# Task brief
From the entries below, please gather each line containing the string "this".

# Provided entries

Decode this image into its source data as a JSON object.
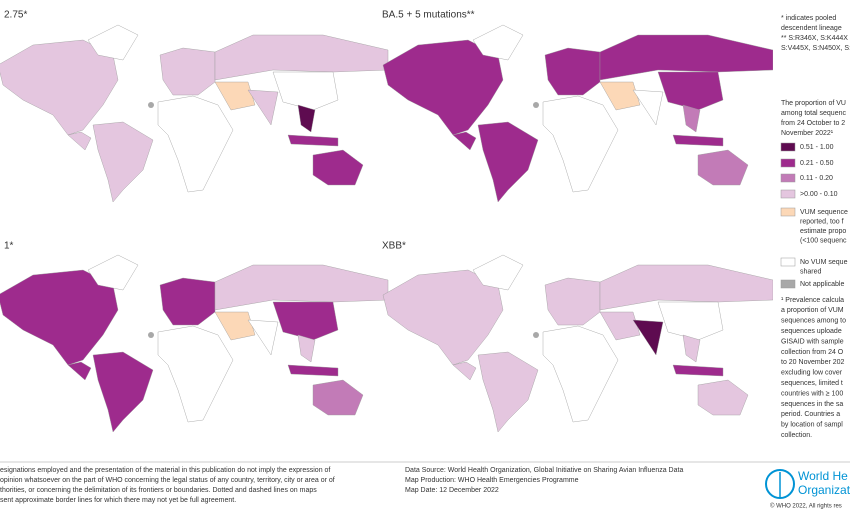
{
  "panels": [
    {
      "title": "2.75*"
    },
    {
      "title": "BA.5 + 5 mutations**"
    },
    {
      "title": "1*"
    },
    {
      "title": "XBB*"
    }
  ],
  "sidebar": {
    "notes": [
      "* indicates pooled",
      "descendent lineage",
      "** S:R346X, S:K444X",
      "S:V445X, S:N450X, S:"
    ],
    "legend_title": [
      "The proportion of VU",
      "among total sequenc",
      "from 24 October to 2",
      "November 2022¹"
    ],
    "legend": [
      {
        "label": [
          "0.51 - 1.00"
        ],
        "color": "#5e0b50"
      },
      {
        "label": [
          "0.21 - 0.50"
        ],
        "color": "#9e2b8d"
      },
      {
        "label": [
          "0.11 - 0.20"
        ],
        "color": "#c27bb7"
      },
      {
        "label": [
          ">0.00 - 0.10"
        ],
        "color": "#e4c6df"
      },
      {
        "label": [
          "VUM sequence",
          "reported, too f",
          "estimate propo",
          "(<100 sequenc"
        ],
        "color": "#fcd8b7"
      },
      {
        "label": [
          "No VUM seque",
          "shared"
        ],
        "color": "#ffffff"
      },
      {
        "label": [
          "Not applicable"
        ],
        "color": "#a8a8a8"
      }
    ],
    "footnote": [
      "¹ Prevalence calcula",
      "a proportion of VUM",
      "sequences among to",
      "sequences uploade",
      "GISAID with sample",
      "collection from 24 O",
      "to 20 November 202",
      "excluding low cover",
      "sequences, limited t",
      "countries with ≥ 100",
      "sequences in the sa",
      "period. Countries a",
      "by location of sampl",
      "collection."
    ]
  },
  "footer": {
    "disclaimer": [
      "esignations employed and the presentation of the material in this publication do not imply the expression of",
      "opinion whatsoever on the part of WHO concerning the legal status of any country, territory, city or area or of",
      "thorities, or concerning the delimitation of its frontiers or boundaries. Dotted and dashed lines on maps",
      "sent approximate border lines for which there may not yet be full agreement."
    ],
    "source": [
      "Data Source: World Health Organization, Global Initiative on Sharing Avian Influenza Data",
      "Map Production: WHO Health Emergencies Programme",
      "Map Date: 12 December 2022"
    ],
    "logo": [
      "World He",
      "Organizat"
    ],
    "copyright": "© WHO 2022, All rights res"
  }
}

# Reply
Decode this image into its source data as a JSON object.
      "esignations employed and the presentation of the material in this publication do not imply the expression of",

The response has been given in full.